▸ Description of the task: Reproduce the material verbatim, beginning with the line that contains "candle xyxy=(1565,448,1573,494)" and continuing through the line that contains "candle xyxy=(1531,347,1539,430)".

▸ Stored rows:
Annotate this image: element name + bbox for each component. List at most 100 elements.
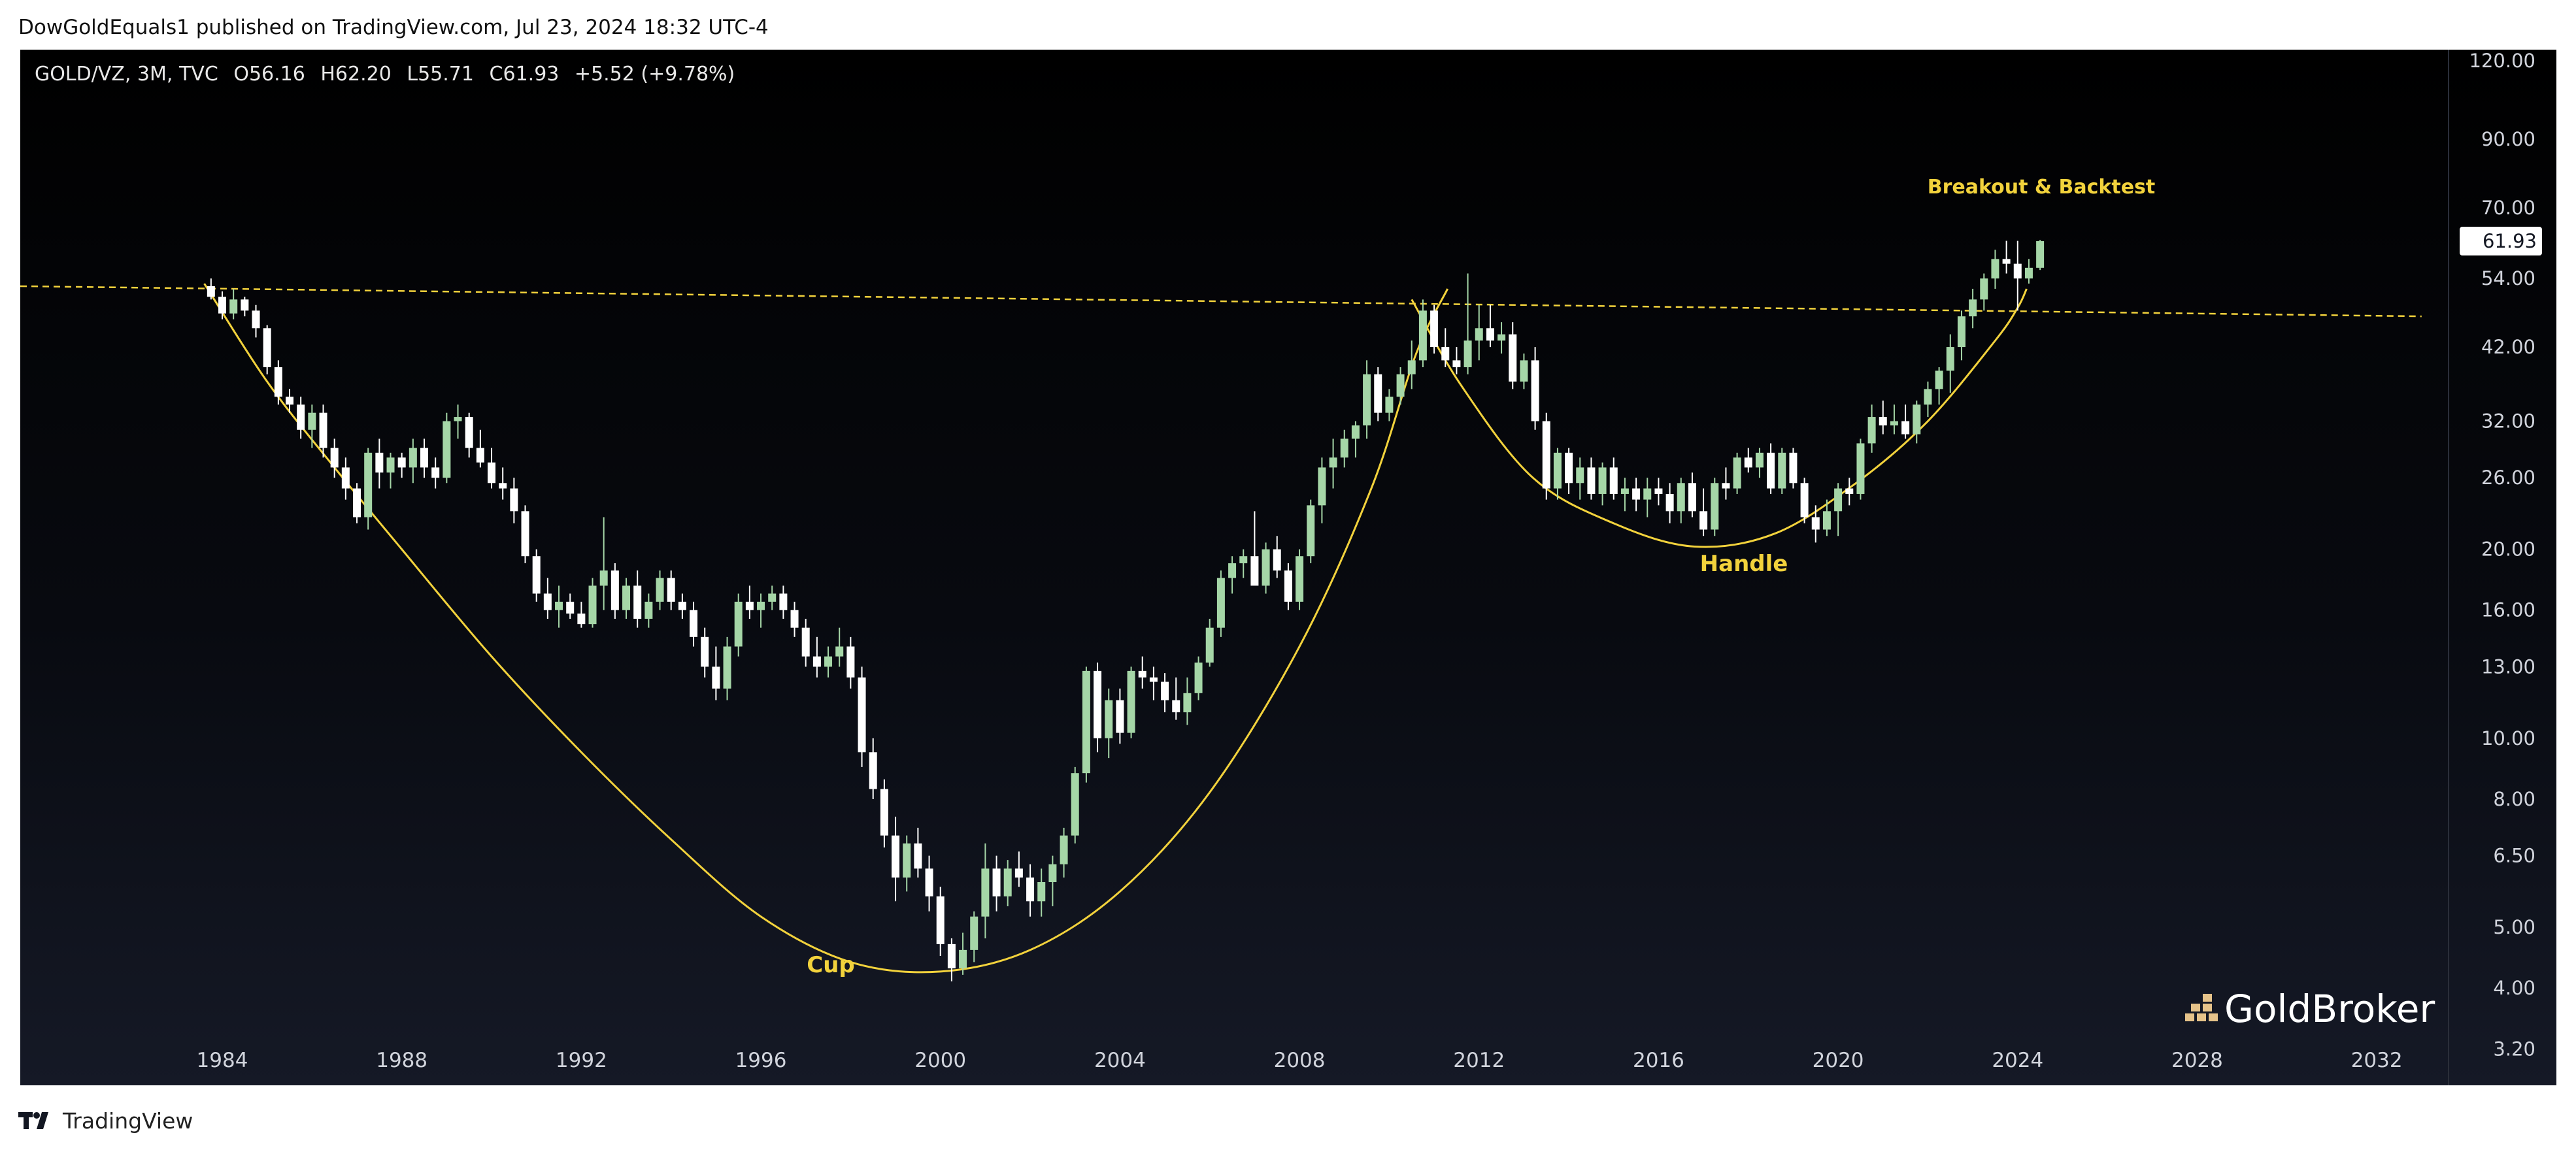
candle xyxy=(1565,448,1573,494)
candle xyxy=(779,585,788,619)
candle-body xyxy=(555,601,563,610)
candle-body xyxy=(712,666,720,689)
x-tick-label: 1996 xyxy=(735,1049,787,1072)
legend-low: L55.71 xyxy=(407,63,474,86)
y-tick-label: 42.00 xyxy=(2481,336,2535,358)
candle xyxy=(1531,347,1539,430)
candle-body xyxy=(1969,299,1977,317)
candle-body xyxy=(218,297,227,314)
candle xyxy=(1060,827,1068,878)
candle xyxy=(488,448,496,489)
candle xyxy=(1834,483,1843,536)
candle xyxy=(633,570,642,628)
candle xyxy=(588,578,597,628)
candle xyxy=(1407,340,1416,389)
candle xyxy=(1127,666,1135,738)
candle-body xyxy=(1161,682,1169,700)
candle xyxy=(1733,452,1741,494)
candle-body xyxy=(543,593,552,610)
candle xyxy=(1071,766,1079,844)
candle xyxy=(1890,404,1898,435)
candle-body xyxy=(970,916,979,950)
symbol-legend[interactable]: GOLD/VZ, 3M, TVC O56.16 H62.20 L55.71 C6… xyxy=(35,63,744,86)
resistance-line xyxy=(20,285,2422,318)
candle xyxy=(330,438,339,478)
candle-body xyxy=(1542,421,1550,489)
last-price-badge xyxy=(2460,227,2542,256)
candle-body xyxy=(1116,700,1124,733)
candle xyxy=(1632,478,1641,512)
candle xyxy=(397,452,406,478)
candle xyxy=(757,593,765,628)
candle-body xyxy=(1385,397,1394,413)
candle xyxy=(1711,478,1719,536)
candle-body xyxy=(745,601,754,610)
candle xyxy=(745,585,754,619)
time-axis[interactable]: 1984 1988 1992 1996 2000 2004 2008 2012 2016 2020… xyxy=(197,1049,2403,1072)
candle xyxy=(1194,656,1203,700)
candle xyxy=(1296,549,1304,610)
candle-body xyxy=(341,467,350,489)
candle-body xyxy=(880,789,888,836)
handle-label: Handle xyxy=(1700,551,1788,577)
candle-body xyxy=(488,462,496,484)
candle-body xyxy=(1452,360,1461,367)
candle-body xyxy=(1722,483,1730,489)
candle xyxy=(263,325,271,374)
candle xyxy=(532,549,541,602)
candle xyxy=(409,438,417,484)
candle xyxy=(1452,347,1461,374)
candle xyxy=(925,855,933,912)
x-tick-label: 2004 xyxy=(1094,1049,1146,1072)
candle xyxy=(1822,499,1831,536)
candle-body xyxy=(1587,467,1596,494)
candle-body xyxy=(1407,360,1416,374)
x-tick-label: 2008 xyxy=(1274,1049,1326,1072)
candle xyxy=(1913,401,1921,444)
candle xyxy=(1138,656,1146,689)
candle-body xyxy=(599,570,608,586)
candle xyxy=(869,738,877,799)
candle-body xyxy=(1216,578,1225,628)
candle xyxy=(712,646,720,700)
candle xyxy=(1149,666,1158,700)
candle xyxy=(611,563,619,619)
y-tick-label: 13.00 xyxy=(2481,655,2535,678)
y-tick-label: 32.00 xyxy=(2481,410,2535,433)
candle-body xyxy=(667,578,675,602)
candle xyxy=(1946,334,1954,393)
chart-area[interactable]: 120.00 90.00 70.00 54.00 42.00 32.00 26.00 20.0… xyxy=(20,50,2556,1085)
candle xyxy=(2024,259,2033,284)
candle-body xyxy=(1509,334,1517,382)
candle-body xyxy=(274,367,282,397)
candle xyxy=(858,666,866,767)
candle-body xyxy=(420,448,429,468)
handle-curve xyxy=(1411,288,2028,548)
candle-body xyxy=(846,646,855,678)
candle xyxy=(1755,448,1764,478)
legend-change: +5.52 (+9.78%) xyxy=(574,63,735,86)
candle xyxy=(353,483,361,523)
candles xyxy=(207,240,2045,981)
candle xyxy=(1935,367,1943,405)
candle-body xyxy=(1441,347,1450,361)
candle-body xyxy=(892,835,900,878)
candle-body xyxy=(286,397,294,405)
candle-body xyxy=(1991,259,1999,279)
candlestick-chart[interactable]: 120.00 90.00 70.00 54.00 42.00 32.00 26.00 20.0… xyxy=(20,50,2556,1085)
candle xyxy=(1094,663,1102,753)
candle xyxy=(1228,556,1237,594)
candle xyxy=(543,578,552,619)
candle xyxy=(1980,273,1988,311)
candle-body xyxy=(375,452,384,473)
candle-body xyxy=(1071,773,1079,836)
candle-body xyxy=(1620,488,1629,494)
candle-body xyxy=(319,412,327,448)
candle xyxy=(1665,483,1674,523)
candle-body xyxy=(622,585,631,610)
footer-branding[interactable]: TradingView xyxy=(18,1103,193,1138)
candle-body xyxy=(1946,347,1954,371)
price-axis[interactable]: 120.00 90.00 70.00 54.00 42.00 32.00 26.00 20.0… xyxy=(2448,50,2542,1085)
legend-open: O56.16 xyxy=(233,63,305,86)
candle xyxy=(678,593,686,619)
* * *
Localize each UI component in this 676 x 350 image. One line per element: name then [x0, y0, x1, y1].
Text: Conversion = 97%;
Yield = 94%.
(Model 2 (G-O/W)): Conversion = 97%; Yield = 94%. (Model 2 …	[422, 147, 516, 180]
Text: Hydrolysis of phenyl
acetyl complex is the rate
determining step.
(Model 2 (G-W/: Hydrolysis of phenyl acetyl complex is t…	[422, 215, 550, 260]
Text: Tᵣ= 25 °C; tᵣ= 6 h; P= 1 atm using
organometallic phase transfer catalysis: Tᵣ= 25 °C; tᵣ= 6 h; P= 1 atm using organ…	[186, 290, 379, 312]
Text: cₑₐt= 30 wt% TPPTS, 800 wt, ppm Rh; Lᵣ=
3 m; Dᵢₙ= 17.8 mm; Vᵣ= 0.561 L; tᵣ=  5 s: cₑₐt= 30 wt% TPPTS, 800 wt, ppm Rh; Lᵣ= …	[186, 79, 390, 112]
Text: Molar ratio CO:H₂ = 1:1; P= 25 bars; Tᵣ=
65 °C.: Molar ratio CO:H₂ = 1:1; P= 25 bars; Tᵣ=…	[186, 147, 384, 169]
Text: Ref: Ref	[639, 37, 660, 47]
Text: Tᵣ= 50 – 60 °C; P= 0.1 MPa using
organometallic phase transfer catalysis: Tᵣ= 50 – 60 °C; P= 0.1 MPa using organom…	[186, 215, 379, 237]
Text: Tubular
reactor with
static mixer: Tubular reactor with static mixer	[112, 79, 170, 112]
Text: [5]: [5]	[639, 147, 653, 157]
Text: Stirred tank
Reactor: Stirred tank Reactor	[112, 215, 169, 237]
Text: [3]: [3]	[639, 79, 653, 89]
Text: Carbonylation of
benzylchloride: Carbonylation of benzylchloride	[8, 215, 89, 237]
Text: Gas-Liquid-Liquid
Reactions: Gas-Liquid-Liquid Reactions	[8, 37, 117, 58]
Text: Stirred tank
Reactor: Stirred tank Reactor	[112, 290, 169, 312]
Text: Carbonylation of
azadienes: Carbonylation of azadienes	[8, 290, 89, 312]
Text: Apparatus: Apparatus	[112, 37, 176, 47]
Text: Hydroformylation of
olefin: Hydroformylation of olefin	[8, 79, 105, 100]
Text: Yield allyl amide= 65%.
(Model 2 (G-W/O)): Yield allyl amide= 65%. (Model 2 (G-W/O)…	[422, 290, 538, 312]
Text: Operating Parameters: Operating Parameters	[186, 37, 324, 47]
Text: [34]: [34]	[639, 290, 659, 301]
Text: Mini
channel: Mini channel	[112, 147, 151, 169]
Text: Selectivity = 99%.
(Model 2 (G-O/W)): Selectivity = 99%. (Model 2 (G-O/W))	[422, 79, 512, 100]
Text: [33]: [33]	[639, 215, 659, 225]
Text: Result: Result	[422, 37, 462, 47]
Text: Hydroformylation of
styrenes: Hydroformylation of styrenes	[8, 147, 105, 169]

▸ Full response:
candle xyxy=(1565,448,1573,494)
candle xyxy=(779,585,788,619)
candle-body xyxy=(555,601,563,610)
candle-body xyxy=(712,666,720,689)
x-tick-label: 1996 xyxy=(735,1049,787,1072)
legend-low: L55.71 xyxy=(407,63,474,86)
y-tick-label: 42.00 xyxy=(2481,336,2535,358)
candle xyxy=(1531,347,1539,430)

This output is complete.